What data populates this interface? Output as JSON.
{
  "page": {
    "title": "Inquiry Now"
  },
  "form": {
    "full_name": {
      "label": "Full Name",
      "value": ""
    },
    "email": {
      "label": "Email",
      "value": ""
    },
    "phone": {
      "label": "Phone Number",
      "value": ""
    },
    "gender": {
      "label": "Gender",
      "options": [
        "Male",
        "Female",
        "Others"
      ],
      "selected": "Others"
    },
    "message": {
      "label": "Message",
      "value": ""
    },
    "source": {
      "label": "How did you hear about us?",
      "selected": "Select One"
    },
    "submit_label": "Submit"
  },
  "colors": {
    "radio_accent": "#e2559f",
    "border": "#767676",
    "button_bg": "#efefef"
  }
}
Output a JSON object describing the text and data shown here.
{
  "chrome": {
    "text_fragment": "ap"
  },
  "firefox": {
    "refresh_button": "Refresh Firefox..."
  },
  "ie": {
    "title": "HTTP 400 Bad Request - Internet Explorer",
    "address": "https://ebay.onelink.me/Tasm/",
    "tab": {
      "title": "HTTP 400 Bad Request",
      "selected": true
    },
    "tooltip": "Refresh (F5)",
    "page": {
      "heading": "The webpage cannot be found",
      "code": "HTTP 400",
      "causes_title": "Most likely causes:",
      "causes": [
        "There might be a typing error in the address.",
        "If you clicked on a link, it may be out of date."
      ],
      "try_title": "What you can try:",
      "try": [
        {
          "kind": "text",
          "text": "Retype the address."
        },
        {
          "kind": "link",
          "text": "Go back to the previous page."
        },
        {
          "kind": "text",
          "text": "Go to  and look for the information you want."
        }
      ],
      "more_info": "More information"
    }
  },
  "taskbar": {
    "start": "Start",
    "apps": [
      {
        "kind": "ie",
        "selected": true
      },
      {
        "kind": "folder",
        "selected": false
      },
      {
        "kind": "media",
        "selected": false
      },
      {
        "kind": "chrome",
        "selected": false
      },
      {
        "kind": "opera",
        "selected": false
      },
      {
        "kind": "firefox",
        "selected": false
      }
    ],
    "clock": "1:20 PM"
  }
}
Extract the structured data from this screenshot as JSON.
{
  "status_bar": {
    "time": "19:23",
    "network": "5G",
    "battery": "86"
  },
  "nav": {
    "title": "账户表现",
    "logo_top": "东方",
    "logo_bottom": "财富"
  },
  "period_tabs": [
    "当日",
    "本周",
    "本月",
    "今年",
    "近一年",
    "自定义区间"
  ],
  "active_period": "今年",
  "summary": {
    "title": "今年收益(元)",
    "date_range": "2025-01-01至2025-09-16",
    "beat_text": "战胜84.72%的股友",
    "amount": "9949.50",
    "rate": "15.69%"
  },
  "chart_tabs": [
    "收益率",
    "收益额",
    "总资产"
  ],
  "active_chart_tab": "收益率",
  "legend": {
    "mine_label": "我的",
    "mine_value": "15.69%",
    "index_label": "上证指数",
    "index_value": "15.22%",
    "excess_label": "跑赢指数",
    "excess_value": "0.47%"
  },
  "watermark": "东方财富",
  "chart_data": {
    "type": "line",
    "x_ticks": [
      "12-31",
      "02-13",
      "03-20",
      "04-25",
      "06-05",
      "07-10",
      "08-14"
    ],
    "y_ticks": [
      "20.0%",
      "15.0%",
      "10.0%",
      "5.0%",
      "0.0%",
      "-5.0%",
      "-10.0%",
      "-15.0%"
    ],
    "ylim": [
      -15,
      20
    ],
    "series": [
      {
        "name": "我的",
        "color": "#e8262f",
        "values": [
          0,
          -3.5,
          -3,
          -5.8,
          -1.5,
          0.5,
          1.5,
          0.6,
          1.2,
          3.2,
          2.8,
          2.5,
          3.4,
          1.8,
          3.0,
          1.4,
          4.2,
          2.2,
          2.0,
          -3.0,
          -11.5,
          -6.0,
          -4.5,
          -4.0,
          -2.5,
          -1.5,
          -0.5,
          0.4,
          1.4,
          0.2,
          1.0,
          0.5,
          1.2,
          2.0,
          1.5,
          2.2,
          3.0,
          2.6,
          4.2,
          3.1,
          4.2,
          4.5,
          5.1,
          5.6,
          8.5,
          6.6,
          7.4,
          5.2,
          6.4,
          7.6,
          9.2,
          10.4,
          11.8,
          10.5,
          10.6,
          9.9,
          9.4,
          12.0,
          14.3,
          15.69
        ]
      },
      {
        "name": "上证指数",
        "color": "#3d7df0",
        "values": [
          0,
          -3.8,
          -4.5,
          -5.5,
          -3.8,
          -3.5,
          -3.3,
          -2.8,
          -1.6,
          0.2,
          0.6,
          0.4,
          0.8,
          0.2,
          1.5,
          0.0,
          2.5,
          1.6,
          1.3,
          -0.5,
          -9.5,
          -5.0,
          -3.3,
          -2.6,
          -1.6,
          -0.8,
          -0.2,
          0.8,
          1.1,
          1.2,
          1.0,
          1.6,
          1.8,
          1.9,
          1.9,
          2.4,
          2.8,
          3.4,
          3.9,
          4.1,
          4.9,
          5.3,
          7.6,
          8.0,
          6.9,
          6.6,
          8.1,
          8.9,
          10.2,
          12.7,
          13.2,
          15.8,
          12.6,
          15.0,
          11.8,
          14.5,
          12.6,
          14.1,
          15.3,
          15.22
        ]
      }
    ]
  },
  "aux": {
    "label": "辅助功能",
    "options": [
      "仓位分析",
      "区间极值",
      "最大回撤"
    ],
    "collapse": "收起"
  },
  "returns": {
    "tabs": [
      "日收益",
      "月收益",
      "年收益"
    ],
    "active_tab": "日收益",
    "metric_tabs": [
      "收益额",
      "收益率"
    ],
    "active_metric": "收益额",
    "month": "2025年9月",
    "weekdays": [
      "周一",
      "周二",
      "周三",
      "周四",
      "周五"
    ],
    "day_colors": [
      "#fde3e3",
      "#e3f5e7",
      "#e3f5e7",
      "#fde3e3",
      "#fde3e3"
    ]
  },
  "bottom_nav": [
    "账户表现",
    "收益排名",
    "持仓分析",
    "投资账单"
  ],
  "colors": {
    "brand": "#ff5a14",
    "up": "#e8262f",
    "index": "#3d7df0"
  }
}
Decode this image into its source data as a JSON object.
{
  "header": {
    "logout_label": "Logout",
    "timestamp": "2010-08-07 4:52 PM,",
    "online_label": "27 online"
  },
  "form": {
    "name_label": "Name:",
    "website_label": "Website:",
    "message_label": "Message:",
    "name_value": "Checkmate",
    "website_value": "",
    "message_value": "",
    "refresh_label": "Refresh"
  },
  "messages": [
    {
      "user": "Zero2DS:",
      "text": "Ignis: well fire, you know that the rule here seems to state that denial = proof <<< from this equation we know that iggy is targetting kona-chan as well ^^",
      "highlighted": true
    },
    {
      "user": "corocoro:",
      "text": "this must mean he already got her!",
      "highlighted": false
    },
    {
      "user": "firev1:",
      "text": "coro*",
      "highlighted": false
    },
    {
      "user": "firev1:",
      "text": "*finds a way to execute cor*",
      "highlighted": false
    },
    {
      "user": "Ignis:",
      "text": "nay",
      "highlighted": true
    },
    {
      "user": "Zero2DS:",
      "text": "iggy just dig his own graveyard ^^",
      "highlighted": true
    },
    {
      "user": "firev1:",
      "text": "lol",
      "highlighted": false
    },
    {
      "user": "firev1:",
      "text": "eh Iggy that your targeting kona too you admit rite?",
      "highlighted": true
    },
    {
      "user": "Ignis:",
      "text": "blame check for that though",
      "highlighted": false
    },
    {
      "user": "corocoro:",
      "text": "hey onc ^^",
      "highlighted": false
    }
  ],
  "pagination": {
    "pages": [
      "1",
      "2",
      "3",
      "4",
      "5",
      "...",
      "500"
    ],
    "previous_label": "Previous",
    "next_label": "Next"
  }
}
===
#### [GOAL]
Provide the number of lines containing the string "address", with no other output.

#### [RESULT OF THE TASK]
3